■ **Stated task**: Assemble all lines in which the string "icon" appears.

Stored entries:
--- Start ---

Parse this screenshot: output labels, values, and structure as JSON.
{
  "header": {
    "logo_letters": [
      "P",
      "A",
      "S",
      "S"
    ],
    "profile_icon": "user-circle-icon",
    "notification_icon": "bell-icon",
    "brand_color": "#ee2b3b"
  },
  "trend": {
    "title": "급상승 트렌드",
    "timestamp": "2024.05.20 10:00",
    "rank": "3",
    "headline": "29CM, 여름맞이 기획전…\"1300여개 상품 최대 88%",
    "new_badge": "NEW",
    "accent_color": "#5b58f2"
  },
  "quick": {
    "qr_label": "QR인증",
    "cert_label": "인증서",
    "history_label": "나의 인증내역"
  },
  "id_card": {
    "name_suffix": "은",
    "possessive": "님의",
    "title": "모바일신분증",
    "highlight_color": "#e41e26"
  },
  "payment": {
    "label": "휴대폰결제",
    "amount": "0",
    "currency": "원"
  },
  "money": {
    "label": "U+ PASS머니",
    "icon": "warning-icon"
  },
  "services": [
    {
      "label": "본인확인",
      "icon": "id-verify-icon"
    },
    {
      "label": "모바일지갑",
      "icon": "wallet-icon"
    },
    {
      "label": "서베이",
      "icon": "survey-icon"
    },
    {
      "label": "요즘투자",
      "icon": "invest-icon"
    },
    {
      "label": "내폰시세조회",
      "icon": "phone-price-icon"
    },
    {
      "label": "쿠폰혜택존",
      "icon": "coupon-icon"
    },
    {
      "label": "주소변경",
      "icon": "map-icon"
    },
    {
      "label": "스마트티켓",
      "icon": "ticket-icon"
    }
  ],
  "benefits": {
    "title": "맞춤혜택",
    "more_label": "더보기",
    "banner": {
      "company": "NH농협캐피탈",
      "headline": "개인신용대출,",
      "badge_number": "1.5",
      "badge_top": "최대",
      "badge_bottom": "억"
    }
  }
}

--- End ---

■ **Answer to this problem**:
    "profile_icon": "user-circle-icon",
    "notification_icon": "bell-icon",
    "icon": "warning-icon"
      "icon": "id-verify-icon"
      "icon": "wallet-icon"
      "icon": "survey-icon"
      "icon": "invest-icon"
      "icon": "phone-price-icon"
      "icon": "coupon-icon"
      "icon": "map-icon"
      "icon": "ticket-icon"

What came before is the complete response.